--- SUPPLIED PASSAGE ---
__________________________________________________
Connections to the Curriculum:
Geography, science
Connections to the National Geography Standards:
Standard 15: "How physical systems affect human systems"
Three hours

Materials Required:
  • Computer with Internet access
  • Various art supplies, including a shoe box for each student
Students will
  • define words associated with disasters;
  • demonstrate an understanding of the impact different types of disasters might have on their environment;
  • describe in writing what they have learned about the specific disasters they have studied;
  • create and analyze their own disaster plans; and
  • analyze their character traits, to see which characteristics they may share with certain natural disasters.
Geographic Skills:
Asking Geographic Questions
Acquiring Geographic Information
Answering Geographic Questions
Analyzing Geographic Information

S u g g e s t e d   P r o c e d u r e
Tell the class that you are going to break the class into disaster teams. The catch is that they are going to be the disasters. Divide the class into five groups, each representing one kind of natural disaster:
  • Earthquakes
  • Volcanoes
  • Tsunamis
  • Mudslides
  • Forest fires
Ask each team to describe what its effect(s) would be, if it were to take over the classroom. Make sure the team describes how the damage took place, instead of focusing on the aftermath. For example, an earthquake might start out slow, and then continue to rumble for a set amount of time. Perhaps there are aftershocks as well, making the damage even worse.
Link the classroom computer(s) to Xpedition Hall's Living Landscapes , and have students read the text (or you can read the text aloud to them). Have all students read the text for each disaster, not just the one for their team. When each student has completed the Xpedition, have them send a postcard to the teacher describing which type of disaster seems to have had the greatest impact.
__________________________________________________
--- GIVEN DATA ---

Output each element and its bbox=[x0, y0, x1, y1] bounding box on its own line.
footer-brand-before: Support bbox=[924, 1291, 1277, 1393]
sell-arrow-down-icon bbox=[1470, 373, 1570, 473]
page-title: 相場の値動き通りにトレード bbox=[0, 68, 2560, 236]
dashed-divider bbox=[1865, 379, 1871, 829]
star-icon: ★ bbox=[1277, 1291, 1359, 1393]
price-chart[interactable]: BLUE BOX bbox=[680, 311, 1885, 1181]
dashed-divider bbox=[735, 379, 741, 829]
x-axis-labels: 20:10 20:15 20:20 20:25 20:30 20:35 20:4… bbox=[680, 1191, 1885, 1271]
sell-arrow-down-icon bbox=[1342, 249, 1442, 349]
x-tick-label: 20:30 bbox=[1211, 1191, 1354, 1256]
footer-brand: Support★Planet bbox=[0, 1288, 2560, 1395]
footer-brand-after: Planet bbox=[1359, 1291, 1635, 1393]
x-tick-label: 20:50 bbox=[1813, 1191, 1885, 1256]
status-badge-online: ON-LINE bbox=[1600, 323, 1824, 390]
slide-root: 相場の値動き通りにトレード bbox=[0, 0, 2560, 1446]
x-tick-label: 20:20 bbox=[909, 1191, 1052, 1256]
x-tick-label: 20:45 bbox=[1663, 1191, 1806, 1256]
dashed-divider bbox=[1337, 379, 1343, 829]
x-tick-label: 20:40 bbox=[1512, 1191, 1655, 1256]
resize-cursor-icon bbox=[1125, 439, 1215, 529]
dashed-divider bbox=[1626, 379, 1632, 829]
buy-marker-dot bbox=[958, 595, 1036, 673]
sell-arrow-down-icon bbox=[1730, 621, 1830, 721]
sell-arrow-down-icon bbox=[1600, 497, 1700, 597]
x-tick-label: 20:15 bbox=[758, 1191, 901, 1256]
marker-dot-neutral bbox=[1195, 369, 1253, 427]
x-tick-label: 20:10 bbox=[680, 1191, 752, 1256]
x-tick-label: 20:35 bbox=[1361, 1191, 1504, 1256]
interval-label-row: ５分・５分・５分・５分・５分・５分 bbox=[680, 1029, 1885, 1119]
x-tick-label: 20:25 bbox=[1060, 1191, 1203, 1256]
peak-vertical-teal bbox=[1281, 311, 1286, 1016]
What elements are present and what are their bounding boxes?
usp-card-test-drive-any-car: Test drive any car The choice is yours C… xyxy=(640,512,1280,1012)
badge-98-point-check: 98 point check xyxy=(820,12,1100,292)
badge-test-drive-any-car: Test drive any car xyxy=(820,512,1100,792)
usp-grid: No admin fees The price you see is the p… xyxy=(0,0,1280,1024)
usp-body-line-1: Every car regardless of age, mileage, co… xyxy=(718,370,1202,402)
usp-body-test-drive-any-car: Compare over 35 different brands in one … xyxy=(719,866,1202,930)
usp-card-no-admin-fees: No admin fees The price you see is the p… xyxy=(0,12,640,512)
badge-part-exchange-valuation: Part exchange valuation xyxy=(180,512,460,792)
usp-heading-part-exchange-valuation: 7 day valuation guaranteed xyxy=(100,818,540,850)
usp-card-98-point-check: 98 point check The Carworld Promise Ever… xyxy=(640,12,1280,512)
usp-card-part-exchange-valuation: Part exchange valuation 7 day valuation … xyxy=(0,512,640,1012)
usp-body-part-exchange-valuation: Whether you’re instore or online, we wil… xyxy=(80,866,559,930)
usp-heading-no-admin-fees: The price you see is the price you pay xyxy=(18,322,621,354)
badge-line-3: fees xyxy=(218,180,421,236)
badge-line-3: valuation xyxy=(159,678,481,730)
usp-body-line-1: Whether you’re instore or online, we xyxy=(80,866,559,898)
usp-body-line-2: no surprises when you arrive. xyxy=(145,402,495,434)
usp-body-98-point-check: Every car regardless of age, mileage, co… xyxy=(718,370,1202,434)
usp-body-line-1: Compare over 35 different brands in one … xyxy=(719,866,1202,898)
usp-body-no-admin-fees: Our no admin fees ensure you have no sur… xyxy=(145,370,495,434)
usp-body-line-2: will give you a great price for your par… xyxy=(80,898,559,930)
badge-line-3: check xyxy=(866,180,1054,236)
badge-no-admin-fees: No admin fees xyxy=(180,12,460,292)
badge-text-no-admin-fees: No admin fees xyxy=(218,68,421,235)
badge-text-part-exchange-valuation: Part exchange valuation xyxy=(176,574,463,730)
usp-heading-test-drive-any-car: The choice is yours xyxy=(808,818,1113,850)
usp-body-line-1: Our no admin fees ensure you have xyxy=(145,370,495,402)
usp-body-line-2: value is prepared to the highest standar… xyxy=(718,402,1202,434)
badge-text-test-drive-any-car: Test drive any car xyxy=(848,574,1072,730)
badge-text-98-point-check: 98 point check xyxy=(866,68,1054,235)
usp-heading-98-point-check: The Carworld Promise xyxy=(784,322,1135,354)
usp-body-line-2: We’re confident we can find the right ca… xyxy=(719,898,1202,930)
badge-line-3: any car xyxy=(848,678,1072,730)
__________________________________________________
--- WRITTEN REQUEST ---
Using the disaster lesson plan, answer these:
(a) What amount of time does it list?
(b) Into how many groups is the class divided?
(c) What does each student send to the teacher after finishing the Xpedition?
Rely only on the disaster lesson plan, not on the rows.

--- CORRECT RESPONSE ---
(a) Three hours.
(b) Five groups.
(c) A postcard describing which type of disaster seems to have had the greatest impact.